AIM: Return every line below in which "areas" appears.

[Lines of data]
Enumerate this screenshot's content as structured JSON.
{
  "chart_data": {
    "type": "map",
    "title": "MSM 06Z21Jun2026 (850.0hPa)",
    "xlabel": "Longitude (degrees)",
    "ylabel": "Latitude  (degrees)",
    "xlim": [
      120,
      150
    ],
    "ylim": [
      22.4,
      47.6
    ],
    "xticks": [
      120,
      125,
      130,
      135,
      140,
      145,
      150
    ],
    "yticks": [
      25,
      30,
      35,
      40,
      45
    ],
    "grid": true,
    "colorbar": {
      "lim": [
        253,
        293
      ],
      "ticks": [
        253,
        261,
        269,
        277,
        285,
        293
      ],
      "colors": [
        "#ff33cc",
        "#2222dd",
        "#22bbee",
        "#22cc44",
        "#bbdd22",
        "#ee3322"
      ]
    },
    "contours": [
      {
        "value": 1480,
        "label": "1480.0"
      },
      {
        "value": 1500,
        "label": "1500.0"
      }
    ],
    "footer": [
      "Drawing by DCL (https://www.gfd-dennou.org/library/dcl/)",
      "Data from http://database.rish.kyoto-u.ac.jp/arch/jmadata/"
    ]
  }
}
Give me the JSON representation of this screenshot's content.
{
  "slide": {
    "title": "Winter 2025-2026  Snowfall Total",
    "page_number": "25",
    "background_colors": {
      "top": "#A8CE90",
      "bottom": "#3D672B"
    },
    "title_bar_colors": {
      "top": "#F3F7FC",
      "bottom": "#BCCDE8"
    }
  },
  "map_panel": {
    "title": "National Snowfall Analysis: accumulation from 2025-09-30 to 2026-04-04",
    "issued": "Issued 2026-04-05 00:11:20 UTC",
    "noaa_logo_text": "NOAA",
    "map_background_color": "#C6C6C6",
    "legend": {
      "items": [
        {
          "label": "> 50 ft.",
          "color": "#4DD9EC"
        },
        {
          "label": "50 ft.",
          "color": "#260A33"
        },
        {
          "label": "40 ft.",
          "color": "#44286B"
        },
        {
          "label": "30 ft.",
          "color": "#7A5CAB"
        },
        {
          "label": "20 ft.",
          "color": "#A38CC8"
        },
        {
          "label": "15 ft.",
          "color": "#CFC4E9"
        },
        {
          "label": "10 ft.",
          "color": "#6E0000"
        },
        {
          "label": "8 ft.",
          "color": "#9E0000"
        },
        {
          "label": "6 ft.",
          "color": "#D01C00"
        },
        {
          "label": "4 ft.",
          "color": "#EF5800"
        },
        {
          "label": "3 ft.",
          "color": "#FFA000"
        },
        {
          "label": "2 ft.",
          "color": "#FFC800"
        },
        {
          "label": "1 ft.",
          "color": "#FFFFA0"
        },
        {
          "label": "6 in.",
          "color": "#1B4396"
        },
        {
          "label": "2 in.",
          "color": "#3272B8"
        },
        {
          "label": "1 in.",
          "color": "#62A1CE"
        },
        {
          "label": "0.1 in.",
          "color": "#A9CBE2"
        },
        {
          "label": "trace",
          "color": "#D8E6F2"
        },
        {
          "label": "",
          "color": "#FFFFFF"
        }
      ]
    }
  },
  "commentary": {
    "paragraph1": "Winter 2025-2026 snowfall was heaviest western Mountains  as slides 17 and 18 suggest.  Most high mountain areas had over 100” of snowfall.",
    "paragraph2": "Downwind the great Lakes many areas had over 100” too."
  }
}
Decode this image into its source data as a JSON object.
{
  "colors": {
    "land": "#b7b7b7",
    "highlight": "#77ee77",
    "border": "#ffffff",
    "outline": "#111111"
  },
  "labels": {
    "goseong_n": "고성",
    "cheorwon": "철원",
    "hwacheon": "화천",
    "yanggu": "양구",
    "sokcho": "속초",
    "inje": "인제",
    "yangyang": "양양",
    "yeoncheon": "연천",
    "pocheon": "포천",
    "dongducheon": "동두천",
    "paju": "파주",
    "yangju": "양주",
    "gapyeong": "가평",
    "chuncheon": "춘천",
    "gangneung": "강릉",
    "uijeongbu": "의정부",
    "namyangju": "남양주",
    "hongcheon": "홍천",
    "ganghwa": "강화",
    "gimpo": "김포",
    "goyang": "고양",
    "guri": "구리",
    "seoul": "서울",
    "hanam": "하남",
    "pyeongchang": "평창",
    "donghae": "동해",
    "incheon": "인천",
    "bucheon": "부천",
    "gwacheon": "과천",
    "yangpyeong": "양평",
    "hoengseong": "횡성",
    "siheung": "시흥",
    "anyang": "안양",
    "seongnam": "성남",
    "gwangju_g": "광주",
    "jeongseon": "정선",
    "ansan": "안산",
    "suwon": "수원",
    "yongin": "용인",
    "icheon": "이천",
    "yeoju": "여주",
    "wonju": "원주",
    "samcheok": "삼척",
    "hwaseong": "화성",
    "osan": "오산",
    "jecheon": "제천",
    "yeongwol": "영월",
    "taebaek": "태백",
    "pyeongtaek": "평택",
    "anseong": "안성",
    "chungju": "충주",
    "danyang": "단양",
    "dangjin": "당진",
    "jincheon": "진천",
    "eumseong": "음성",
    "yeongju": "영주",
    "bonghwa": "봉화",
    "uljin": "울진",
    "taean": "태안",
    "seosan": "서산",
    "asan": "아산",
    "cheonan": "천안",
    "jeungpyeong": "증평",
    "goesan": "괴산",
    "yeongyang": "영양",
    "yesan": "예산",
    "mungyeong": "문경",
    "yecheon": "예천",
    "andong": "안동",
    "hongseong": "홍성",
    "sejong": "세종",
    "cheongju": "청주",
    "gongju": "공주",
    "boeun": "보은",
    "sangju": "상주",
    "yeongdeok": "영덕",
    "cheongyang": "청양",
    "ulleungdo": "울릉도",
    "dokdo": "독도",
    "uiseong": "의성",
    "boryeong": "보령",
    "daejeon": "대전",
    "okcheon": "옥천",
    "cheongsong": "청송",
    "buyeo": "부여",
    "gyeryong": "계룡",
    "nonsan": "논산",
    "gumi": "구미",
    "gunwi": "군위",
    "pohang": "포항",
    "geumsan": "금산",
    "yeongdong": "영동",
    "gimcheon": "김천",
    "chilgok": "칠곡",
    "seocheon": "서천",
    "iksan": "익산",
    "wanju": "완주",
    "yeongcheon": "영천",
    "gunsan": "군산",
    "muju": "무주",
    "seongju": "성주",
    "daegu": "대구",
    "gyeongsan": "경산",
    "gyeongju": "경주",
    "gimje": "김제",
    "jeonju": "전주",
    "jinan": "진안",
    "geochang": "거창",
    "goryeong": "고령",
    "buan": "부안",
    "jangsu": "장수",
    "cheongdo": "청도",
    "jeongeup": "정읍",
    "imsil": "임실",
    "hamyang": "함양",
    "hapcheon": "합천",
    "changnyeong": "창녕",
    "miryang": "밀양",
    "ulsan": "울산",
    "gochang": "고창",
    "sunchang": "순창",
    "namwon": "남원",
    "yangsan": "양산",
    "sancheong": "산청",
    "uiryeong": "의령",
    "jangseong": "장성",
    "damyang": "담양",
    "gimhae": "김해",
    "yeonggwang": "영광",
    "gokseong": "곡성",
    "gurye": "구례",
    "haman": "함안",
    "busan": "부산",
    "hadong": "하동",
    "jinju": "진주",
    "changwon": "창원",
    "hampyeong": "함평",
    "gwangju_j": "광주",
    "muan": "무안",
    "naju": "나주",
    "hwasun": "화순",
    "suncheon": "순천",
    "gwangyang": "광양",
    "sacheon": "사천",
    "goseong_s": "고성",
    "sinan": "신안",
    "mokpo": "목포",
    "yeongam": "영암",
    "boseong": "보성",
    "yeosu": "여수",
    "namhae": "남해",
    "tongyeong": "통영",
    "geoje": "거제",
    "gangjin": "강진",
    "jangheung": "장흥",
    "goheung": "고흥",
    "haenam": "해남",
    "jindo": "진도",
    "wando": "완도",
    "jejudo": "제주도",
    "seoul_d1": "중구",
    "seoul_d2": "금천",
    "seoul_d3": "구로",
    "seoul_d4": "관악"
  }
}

PROBLEM SOLUTION:
    "paragraph1": "Winter 2025-2026 snowfall was heaviest western Mountains  as slides 17 and 18 suggest.  Most high mountain areas had over 100” of snowfall.",
    "paragraph2": "Downwind the great Lakes many areas had over 100” too."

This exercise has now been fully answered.